── ENTRIES

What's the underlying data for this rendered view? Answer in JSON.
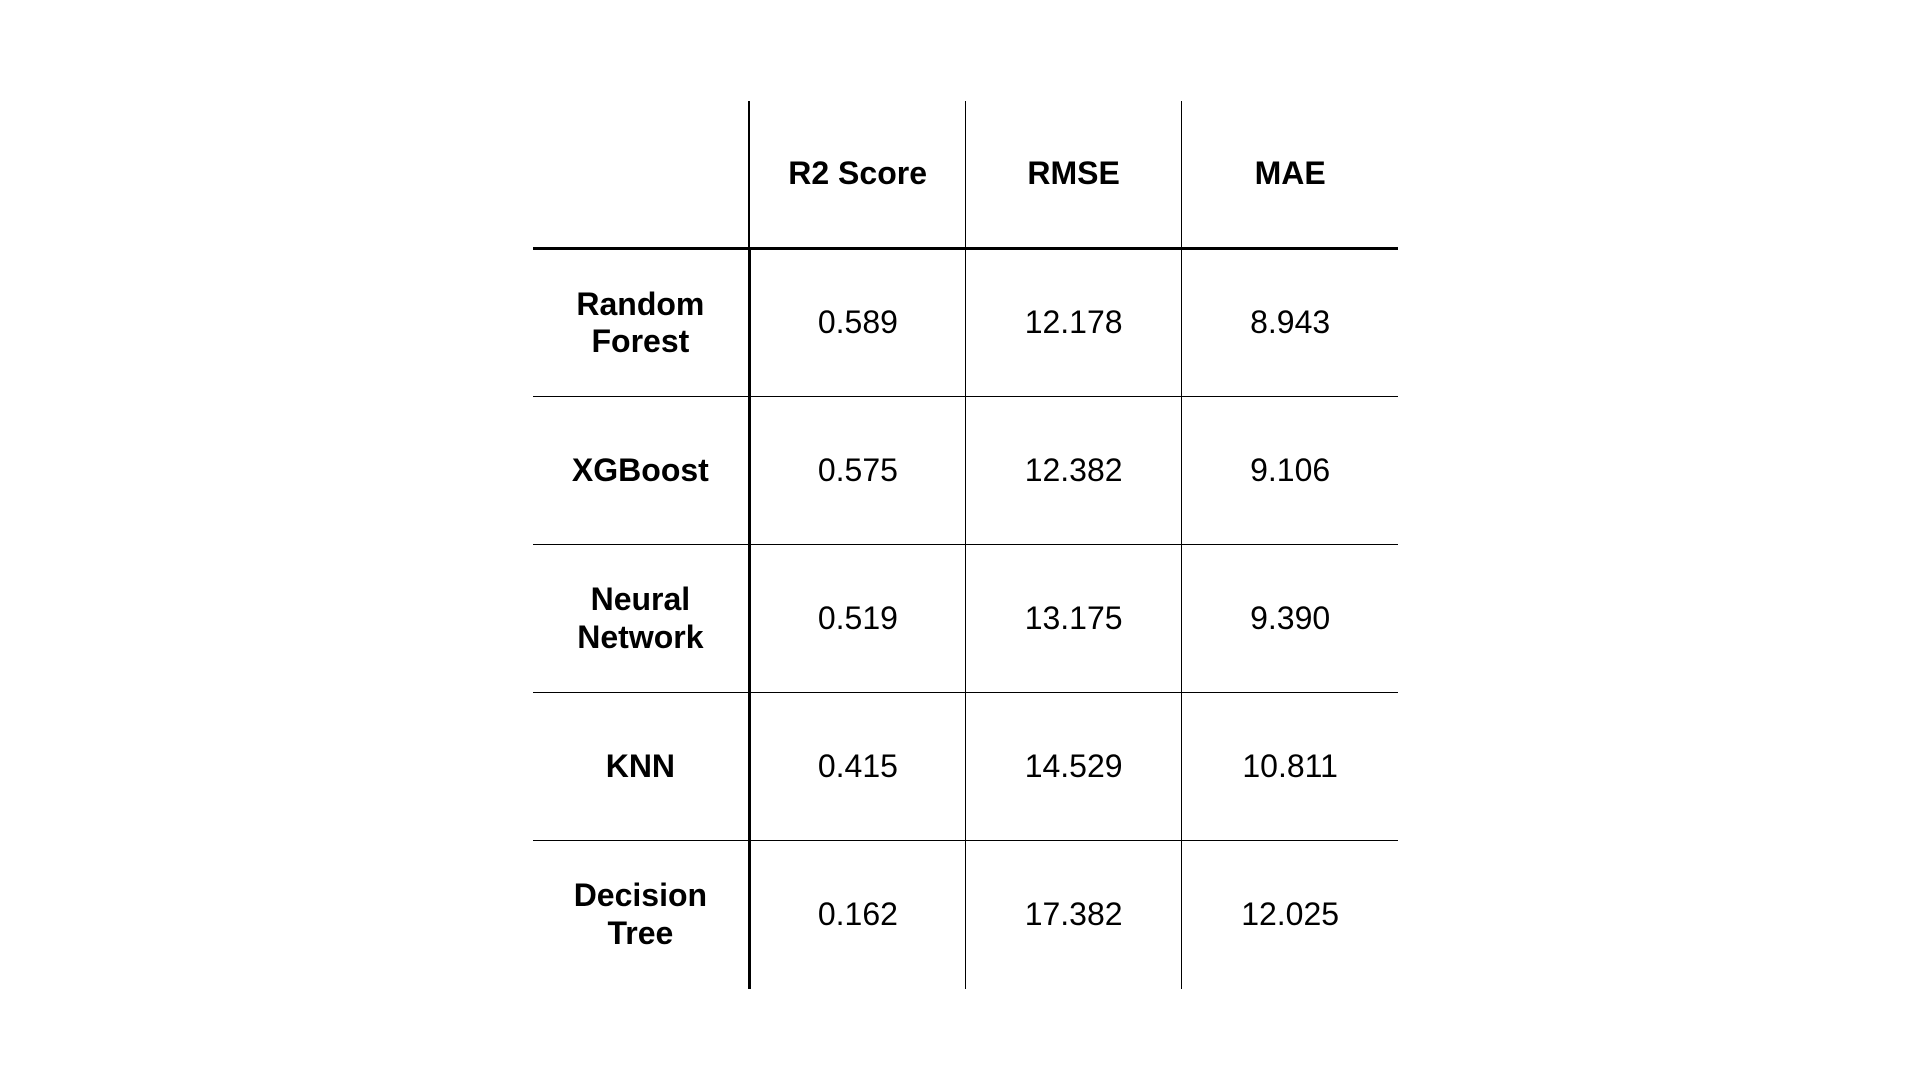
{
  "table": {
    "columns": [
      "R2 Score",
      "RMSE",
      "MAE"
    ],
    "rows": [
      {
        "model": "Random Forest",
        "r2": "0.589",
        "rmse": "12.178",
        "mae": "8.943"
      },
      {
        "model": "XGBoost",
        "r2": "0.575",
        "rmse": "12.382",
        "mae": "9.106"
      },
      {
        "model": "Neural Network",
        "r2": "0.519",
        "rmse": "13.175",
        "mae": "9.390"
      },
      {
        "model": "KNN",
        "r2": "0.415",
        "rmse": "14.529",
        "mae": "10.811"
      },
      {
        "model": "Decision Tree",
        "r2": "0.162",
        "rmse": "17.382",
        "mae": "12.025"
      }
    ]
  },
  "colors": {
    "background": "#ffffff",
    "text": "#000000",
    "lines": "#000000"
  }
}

────

— DO THIS —
Among the entries above, how many lines hold the word "model"? Reply with only that number.

— RESPONSE TO THE EXERCISE —
5